**Exercise aim:**
Each record is to be transcribed exactly.

+++ Material provided +++

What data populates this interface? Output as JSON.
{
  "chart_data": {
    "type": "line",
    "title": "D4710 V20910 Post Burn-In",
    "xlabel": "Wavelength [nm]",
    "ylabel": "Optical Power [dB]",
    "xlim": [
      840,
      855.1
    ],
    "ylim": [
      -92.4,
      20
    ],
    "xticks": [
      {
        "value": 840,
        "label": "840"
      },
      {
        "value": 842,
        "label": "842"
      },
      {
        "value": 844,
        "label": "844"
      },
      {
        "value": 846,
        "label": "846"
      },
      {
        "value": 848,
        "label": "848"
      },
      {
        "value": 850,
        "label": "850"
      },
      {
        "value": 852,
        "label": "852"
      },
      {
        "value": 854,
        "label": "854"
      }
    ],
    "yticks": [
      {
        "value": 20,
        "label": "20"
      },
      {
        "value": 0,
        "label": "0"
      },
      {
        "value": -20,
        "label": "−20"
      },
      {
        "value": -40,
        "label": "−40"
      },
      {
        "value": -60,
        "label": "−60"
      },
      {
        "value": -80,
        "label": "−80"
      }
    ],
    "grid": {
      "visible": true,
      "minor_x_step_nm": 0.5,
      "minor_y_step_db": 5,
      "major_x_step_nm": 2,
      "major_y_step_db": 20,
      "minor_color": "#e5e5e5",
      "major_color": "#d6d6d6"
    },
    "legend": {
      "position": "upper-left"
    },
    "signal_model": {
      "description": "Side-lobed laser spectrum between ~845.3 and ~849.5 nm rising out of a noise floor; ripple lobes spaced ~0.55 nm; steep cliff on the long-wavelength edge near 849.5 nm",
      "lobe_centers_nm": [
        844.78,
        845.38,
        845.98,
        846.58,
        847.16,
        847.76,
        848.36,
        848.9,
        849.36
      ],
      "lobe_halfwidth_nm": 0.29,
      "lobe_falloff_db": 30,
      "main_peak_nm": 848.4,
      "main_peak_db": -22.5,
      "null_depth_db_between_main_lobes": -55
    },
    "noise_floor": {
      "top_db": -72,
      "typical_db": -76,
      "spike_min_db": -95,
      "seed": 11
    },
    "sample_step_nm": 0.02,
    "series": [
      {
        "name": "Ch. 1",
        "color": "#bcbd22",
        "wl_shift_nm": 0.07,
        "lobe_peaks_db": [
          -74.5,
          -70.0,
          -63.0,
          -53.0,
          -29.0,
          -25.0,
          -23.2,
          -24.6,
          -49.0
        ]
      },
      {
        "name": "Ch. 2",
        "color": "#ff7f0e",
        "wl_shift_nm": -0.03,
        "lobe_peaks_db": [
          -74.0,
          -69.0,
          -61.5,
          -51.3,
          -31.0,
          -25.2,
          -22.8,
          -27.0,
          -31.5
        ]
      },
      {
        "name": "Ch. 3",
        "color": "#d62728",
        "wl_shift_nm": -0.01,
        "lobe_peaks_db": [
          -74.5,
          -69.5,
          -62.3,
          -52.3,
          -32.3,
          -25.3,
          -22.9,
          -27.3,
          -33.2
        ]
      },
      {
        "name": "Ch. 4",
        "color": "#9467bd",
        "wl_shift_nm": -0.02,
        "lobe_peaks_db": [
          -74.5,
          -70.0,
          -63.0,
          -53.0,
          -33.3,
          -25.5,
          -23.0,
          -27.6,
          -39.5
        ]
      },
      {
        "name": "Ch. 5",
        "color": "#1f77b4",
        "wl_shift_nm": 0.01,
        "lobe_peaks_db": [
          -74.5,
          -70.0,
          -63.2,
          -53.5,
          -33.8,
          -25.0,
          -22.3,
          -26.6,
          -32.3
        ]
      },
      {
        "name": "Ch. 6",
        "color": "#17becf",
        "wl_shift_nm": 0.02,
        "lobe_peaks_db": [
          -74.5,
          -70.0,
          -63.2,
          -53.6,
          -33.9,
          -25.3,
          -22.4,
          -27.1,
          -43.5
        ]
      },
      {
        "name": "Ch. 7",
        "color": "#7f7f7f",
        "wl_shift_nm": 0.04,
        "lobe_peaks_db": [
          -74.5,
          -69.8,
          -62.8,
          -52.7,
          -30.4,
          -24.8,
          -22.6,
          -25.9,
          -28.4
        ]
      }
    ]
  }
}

+++

**Task result:**
What data populates this interface? Output as JSON.
{
  "chart_data": {
    "type": "line",
    "title": "D4710 V20910 Post Burn-In",
    "xlabel": "Wavelength [nm]",
    "ylabel": "Optical Power [dB]",
    "xlim": [
      840,
      855.1
    ],
    "ylim": [
      -92.4,
      20
    ],
    "xticks": [
      {
        "value": 840,
        "label": "840"
      },
      {
        "value": 842,
        "label": "842"
      },
      {
        "value": 844,
        "label": "844"
      },
      {
        "value": 846,
        "label": "846"
      },
      {
        "value": 848,
        "label": "848"
      },
      {
        "value": 850,
        "label": "850"
      },
      {
        "value": 852,
        "label": "852"
      },
      {
        "value": 854,
        "label": "854"
      }
    ],
    "yticks": [
      {
        "value": 20,
        "label": "20"
      },
      {
        "value": 0,
        "label": "0"
      },
      {
        "value": -20,
        "label": "−20"
      },
      {
        "value": -40,
        "label": "−40"
      },
      {
        "value": -60,
        "label": "−60"
      },
      {
        "value": -80,
        "label": "−80"
      }
    ],
    "grid": {
      "visible": true,
      "minor_x_step_nm": 0.5,
      "minor_y_step_db": 5,
      "major_x_step_nm": 2,
      "major_y_step_db": 20,
      "minor_color": "#e5e5e5",
      "major_color": "#d6d6d6"
    },
    "legend": {
      "position": "upper-left"
    },
    "signal_model": {
      "description": "Side-lobed laser spectrum between ~845.3 and ~849.5 nm rising out of a noise floor; ripple lobes spaced ~0.55 nm; steep cliff on the long-wavelength edge near 849.5 nm",
      "lobe_centers_nm": [
        844.78,
        845.38,
        845.98,
        846.58,
        847.16,
        847.76,
        848.36,
        848.9,
        849.36
      ],
      "lobe_halfwidth_nm": 0.29,
      "lobe_falloff_db": 30,
      "main_peak_nm": 848.4,
      "main_peak_db": -22.5,
      "null_depth_db_between_main_lobes": -55
    },
    "noise_floor": {
      "top_db": -72,
      "typical_db": -76,
      "spike_min_db": -95,
      "seed": 11
    },
    "sample_step_nm": 0.02,
    "series": [
      {
        "name": "Ch. 1",
        "color": "#bcbd22",
        "wl_shift_nm": 0.07,
        "lobe_peaks_db": [
          -74.5,
          -70.0,
          -63.0,
          -53.0,
          -29.0,
          -25.0,
          -23.2,
          -24.6,
          -49.0
        ]
      },
      {
        "name": "Ch. 2",
        "color": "#ff7f0e",
        "wl_shift_nm": -0.03,
        "lobe_peaks_db": [
          -74.0,
          -69.0,
          -61.5,
          -51.3,
          -31.0,
          -25.2,
          -22.8,
          -27.0,
          -31.5
        ]
      },
      {
        "name": "Ch. 3",
        "color": "#d62728",
        "wl_shift_nm": -0.01,
        "lobe_peaks_db": [
          -74.5,
          -69.5,
          -62.3,
          -52.3,
          -32.3,
          -25.3,
          -22.9,
          -27.3,
          -33.2
        ]
      },
      {
        "name": "Ch. 4",
        "color": "#9467bd",
        "wl_shift_nm": -0.02,
        "lobe_peaks_db": [
          -74.5,
          -70.0,
          -63.0,
          -53.0,
          -33.3,
          -25.5,
          -23.0,
          -27.6,
          -39.5
        ]
      },
      {
        "name": "Ch. 5",
        "color": "#1f77b4",
        "wl_shift_nm": 0.01,
        "lobe_peaks_db": [
          -74.5,
          -70.0,
          -63.2,
          -53.5,
          -33.8,
          -25.0,
          -22.3,
          -26.6,
          -32.3
        ]
      },
      {
        "name": "Ch. 6",
        "color": "#17becf",
        "wl_shift_nm": 0.02,
        "lobe_peaks_db": [
          -74.5,
          -70.0,
          -63.2,
          -53.6,
          -33.9,
          -25.3,
          -22.4,
          -27.1,
          -43.5
        ]
      },
      {
        "name": "Ch. 7",
        "color": "#7f7f7f",
        "wl_shift_nm": 0.04,
        "lobe_peaks_db": [
          -74.5,
          -69.8,
          -62.8,
          -52.7,
          -30.4,
          -24.8,
          -22.6,
          -25.9,
          -28.4
        ]
      }
    ]
  }
}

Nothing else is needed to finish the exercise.